• _WRITTEN PROBLEM_: From the entries below, extract every line that includes the word "Accommodations".

── DATA FOR THIS TASK

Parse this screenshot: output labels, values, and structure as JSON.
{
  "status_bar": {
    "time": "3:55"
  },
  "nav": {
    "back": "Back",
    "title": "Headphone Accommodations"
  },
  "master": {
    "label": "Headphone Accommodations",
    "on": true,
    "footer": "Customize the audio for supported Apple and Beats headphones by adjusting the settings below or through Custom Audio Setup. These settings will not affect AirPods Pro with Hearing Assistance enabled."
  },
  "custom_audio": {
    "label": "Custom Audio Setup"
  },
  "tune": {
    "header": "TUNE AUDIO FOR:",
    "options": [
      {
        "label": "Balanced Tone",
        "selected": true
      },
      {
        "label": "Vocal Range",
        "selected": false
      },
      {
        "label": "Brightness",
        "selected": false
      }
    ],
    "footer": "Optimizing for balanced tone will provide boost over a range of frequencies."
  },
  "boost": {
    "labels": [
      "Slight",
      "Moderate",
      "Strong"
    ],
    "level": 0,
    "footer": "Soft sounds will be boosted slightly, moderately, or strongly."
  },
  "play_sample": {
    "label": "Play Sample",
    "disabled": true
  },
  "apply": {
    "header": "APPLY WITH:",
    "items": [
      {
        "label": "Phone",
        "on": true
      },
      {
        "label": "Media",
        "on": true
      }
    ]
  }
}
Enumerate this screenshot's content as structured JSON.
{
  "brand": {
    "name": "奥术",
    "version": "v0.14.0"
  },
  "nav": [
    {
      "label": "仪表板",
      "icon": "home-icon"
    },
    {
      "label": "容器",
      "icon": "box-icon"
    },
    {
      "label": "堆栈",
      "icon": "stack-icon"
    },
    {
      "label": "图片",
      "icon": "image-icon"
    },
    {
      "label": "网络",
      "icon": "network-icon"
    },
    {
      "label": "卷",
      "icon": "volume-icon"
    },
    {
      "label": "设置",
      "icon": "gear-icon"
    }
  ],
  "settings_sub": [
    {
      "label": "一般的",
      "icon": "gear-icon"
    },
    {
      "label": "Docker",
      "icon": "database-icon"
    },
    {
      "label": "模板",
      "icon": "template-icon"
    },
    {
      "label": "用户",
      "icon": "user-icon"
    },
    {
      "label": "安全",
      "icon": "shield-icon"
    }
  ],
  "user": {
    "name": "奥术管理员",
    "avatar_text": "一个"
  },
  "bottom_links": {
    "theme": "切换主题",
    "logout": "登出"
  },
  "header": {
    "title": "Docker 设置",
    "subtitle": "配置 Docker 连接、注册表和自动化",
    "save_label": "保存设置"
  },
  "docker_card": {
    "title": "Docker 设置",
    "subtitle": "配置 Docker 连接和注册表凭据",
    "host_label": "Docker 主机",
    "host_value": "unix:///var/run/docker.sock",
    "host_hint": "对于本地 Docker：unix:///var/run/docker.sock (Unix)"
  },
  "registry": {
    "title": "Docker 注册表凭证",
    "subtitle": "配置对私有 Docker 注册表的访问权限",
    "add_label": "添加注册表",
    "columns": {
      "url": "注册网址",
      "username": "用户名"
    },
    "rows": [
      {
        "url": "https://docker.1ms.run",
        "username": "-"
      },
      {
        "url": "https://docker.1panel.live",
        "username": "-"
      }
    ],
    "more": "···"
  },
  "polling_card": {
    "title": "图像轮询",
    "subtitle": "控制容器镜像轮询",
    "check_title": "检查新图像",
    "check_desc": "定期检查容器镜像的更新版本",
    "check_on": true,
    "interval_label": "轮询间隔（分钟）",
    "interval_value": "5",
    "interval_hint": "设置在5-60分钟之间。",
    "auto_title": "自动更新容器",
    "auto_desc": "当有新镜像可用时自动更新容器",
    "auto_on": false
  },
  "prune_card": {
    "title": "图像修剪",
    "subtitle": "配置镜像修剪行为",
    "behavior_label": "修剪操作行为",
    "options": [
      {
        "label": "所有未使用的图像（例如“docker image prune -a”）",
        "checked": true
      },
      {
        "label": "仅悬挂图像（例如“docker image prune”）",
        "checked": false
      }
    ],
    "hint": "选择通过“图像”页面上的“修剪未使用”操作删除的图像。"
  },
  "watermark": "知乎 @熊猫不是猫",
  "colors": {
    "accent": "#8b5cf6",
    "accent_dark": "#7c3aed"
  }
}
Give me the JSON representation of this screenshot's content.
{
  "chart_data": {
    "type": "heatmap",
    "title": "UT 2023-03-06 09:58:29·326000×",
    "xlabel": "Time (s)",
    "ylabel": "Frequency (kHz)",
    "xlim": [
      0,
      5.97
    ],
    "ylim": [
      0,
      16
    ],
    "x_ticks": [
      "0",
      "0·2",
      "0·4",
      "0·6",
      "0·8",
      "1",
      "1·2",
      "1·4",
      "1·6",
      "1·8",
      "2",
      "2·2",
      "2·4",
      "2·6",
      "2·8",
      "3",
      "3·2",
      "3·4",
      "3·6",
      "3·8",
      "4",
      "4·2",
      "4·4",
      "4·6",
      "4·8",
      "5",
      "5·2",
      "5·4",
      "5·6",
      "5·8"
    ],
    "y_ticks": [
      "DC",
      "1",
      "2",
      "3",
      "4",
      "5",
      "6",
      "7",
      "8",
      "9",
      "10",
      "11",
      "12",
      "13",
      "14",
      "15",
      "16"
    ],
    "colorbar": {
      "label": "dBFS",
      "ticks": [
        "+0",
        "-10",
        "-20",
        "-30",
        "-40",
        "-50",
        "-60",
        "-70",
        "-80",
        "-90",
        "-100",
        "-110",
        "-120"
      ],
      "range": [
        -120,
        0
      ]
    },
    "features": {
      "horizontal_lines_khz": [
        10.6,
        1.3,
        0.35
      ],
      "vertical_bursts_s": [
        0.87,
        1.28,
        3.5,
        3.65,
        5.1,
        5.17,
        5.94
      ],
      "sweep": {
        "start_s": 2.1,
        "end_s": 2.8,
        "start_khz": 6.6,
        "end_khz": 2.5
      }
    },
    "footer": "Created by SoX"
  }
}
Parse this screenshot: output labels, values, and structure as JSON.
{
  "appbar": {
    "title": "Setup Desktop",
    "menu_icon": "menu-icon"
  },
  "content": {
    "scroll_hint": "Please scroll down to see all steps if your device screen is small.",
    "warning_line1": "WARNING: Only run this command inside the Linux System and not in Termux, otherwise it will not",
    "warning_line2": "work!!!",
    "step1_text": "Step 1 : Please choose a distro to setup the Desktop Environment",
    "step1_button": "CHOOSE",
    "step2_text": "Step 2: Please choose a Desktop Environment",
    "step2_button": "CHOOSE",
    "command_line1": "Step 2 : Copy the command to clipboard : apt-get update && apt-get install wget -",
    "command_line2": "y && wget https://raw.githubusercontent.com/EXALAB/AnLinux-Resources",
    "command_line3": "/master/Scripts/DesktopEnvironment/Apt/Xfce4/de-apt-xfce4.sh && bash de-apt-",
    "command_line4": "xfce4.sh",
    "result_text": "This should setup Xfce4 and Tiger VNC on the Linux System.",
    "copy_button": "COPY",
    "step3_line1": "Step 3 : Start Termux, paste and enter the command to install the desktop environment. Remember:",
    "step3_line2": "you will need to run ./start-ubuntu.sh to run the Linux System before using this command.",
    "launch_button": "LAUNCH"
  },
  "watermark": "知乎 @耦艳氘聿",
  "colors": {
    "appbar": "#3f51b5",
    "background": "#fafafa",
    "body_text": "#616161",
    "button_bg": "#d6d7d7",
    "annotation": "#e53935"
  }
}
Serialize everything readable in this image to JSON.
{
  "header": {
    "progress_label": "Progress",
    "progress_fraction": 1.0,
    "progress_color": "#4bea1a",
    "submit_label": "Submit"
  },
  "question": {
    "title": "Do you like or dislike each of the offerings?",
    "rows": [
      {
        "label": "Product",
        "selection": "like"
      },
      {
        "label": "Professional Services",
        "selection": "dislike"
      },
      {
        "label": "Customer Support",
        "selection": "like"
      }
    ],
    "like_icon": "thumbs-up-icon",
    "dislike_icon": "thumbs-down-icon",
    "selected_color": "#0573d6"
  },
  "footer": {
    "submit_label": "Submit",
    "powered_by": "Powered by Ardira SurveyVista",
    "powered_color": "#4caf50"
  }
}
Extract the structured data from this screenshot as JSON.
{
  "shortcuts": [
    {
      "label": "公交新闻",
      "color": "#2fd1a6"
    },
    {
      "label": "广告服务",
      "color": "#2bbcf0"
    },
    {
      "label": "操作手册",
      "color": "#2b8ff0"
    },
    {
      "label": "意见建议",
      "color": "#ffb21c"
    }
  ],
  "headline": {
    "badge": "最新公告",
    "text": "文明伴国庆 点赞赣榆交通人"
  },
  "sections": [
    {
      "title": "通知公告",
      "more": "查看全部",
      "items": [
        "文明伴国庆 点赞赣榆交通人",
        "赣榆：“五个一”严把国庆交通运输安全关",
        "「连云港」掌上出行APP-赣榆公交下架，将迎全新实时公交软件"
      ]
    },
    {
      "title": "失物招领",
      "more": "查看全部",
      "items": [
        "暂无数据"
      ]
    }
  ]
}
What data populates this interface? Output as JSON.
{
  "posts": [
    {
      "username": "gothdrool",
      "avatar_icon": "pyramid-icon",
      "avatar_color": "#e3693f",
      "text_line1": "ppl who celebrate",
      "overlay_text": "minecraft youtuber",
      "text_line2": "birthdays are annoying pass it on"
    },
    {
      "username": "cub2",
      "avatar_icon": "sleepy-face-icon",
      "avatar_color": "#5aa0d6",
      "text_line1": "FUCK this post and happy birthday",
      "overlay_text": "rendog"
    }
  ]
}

────

• _SOLUTION_:
    "title": "Headphone Accommodations"
    "label": "Headphone Accommodations",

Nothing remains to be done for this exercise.